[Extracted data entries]
----------------------------------------
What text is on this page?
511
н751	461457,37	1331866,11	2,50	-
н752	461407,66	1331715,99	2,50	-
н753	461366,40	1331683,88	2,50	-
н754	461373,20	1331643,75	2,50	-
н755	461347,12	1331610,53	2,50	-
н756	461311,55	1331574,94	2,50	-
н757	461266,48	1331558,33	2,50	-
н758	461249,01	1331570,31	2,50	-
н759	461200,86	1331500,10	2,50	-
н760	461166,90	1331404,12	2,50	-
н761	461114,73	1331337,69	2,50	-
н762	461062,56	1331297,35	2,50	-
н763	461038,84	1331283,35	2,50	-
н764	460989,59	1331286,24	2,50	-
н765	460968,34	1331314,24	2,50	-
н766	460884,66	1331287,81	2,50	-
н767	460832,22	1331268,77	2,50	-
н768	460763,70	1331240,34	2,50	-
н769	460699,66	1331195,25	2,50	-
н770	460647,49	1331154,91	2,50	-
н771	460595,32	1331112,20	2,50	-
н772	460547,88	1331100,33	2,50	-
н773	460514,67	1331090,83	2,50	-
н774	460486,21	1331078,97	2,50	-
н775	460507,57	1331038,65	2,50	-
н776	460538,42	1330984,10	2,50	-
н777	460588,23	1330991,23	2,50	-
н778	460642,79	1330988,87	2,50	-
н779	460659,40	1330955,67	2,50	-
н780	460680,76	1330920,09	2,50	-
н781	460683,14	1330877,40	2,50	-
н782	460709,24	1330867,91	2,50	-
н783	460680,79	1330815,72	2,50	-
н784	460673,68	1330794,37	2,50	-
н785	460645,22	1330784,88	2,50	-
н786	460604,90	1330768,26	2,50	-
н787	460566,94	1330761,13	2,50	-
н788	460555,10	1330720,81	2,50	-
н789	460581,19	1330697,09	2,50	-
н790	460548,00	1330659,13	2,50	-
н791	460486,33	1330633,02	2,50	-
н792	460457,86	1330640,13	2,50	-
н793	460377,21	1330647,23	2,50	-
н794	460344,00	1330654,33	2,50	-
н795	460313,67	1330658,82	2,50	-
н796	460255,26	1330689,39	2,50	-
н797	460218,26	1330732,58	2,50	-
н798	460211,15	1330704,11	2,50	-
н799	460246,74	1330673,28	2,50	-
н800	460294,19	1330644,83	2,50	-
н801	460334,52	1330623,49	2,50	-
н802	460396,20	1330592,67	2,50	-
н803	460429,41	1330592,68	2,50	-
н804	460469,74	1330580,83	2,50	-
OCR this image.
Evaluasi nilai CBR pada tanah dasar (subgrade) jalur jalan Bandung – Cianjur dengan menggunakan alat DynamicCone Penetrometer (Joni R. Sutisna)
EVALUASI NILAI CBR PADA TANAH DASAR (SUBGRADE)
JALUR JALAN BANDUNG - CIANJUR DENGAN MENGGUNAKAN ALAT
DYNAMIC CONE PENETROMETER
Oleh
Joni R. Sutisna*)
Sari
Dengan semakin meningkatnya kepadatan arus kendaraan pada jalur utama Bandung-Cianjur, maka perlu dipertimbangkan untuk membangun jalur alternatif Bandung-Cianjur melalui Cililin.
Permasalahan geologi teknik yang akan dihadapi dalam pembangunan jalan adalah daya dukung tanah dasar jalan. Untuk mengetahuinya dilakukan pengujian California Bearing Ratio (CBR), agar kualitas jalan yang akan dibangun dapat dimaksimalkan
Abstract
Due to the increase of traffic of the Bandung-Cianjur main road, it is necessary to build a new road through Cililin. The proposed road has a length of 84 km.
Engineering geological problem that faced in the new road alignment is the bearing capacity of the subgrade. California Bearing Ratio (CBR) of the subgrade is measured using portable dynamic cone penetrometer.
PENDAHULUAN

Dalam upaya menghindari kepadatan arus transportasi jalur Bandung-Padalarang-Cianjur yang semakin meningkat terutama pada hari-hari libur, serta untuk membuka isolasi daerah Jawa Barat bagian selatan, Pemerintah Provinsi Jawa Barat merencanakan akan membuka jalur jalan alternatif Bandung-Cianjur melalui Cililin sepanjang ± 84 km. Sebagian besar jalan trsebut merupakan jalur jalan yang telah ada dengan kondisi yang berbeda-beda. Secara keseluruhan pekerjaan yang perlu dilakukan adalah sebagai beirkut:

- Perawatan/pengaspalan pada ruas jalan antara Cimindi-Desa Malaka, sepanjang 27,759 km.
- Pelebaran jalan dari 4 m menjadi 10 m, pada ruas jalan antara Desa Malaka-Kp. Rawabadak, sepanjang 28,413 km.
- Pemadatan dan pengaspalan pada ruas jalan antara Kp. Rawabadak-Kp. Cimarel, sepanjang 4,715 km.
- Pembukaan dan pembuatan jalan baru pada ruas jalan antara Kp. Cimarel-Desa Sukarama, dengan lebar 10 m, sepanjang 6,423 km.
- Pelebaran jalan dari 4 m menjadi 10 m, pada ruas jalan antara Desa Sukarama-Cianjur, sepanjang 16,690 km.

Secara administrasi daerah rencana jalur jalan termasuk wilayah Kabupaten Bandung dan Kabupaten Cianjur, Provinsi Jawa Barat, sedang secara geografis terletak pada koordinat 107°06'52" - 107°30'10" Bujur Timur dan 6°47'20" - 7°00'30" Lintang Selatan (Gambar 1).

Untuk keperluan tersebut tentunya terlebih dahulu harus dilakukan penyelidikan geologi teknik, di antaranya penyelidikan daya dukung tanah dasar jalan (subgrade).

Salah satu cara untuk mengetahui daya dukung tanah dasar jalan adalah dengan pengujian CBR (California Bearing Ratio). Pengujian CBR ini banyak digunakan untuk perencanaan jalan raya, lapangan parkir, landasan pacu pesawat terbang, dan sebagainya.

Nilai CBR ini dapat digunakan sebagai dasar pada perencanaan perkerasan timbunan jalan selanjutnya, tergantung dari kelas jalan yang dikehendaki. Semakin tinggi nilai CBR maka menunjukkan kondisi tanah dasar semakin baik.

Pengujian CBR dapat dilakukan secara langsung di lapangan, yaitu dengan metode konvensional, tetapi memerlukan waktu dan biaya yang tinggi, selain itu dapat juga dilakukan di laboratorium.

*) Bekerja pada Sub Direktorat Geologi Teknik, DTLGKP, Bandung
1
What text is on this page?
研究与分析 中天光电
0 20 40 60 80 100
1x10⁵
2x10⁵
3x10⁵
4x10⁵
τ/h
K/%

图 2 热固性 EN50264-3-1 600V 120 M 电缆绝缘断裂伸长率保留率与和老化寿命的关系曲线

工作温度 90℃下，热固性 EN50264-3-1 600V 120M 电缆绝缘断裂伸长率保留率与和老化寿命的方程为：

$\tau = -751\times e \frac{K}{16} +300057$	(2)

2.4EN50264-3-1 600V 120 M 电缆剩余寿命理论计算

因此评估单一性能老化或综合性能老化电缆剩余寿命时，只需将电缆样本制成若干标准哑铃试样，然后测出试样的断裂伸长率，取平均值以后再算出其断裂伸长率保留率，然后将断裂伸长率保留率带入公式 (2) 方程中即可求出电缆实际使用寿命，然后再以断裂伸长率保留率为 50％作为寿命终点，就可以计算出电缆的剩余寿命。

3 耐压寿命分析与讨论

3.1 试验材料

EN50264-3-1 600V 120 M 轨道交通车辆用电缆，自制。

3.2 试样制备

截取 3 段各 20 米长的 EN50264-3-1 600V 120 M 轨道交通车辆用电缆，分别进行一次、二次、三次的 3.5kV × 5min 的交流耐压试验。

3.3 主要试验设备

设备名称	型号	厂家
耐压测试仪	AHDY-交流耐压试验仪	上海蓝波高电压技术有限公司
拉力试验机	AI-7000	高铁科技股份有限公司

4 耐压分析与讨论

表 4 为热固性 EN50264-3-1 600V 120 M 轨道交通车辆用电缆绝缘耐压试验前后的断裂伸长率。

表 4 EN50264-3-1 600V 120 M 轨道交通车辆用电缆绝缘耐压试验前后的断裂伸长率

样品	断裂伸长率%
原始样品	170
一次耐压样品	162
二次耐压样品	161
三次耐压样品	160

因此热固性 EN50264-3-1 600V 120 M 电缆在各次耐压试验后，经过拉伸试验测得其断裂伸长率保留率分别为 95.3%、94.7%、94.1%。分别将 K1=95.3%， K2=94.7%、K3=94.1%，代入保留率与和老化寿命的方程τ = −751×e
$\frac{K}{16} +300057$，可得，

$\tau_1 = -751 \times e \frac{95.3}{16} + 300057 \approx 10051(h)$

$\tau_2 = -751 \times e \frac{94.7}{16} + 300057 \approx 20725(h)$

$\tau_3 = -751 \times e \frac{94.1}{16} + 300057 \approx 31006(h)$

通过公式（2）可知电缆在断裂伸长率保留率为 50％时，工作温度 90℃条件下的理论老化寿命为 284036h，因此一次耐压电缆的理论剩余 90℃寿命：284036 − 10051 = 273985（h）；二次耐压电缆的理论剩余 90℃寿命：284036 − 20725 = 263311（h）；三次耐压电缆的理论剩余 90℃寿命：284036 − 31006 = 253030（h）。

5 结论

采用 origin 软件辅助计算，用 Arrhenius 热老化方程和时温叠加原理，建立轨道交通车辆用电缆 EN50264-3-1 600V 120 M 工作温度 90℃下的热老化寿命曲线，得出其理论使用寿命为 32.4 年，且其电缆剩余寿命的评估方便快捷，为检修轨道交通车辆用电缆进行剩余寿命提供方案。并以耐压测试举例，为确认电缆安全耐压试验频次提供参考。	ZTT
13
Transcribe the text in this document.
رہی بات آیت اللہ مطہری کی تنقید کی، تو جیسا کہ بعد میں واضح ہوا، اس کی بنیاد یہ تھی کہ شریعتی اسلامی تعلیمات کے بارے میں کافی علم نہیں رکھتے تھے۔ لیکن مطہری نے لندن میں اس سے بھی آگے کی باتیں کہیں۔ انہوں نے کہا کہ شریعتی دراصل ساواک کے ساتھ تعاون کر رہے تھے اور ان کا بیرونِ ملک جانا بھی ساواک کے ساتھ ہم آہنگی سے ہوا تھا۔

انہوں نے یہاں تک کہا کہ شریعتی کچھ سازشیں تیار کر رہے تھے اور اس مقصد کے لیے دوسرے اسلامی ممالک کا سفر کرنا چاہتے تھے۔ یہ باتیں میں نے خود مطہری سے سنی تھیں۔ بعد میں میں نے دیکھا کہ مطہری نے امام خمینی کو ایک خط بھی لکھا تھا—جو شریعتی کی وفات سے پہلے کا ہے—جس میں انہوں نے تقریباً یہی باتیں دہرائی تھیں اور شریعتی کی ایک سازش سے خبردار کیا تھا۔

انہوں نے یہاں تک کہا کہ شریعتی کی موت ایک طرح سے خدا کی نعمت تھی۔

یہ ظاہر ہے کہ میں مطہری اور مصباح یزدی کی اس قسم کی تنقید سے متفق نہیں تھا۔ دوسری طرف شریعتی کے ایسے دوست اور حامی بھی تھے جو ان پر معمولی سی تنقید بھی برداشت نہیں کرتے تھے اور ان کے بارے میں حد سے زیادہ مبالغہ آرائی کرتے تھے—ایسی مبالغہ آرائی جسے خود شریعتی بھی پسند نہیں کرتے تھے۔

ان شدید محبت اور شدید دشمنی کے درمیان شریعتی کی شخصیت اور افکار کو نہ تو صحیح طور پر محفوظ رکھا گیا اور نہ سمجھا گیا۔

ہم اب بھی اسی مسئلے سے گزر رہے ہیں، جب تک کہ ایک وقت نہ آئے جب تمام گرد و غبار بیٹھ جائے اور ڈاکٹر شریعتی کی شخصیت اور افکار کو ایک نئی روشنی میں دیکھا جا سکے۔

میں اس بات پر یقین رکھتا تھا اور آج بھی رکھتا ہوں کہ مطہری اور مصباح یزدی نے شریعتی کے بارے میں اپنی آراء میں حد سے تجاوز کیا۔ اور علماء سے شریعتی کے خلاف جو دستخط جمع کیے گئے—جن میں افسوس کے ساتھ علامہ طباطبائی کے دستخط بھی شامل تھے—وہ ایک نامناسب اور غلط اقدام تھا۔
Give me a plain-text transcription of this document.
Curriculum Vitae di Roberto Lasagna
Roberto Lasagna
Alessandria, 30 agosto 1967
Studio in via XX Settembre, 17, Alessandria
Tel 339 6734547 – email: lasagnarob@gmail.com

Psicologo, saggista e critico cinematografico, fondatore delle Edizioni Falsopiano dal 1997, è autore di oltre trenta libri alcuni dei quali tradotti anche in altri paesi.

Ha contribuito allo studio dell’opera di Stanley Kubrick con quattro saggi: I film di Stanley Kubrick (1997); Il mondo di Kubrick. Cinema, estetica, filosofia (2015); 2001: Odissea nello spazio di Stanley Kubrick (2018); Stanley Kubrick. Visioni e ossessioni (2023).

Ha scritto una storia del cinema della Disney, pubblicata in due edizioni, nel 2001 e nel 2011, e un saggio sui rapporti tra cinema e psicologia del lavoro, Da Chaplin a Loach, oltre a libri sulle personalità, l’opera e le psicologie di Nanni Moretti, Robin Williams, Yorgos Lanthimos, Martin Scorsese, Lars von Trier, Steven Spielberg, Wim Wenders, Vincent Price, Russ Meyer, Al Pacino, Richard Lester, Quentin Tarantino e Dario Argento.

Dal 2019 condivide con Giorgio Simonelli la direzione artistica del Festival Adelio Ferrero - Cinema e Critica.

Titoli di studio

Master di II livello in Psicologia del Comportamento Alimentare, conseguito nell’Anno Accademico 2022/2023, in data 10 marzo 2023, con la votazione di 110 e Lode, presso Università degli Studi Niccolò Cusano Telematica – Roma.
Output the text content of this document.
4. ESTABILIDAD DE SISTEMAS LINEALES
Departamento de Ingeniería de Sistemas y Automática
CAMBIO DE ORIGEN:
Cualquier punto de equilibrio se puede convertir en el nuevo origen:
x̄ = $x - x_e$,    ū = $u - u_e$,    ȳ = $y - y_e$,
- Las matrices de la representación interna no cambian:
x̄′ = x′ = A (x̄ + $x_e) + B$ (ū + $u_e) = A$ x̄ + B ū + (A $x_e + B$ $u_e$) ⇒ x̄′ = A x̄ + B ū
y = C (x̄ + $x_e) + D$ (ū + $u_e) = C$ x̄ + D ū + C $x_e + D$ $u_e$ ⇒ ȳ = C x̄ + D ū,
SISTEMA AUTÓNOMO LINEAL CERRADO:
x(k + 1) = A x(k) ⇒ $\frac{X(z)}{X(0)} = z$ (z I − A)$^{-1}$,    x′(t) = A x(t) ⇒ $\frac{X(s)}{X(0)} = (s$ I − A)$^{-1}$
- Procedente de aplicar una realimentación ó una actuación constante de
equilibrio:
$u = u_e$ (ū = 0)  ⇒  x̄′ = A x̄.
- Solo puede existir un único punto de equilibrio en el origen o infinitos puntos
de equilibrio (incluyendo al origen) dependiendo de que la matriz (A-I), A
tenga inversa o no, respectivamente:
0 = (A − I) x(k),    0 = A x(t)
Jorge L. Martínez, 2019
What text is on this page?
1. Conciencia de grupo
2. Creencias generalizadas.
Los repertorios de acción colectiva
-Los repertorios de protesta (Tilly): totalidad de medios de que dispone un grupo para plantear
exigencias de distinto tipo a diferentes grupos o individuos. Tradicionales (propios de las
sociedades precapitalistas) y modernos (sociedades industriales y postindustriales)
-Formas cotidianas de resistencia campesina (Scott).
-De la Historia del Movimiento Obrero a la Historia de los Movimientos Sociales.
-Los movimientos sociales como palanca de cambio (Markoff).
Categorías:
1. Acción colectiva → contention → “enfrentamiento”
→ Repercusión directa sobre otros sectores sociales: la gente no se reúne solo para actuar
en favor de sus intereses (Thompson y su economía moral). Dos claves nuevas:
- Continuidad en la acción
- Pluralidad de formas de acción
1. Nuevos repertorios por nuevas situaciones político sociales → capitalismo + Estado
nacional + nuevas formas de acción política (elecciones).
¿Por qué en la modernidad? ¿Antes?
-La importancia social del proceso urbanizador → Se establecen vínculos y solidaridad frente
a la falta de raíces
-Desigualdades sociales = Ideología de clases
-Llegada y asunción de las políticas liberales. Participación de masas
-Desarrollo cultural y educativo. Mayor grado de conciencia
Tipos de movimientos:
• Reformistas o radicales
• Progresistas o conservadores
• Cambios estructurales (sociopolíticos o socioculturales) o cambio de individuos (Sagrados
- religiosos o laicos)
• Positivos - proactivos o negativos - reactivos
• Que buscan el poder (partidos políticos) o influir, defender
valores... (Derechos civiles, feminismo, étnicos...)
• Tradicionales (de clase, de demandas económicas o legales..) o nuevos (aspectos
----------------------------------------
*REQUIRED TASK:* Copy each line in the data that holds the word "nuevas".

*RESULT:*
en favor de sus intereses (Thompson y su economía moral). Dos claves nuevas:
1. Nuevos repertorios por nuevas situaciones político sociales → capitalismo + Estado
nacional + nuevas formas de acción política (elecciones).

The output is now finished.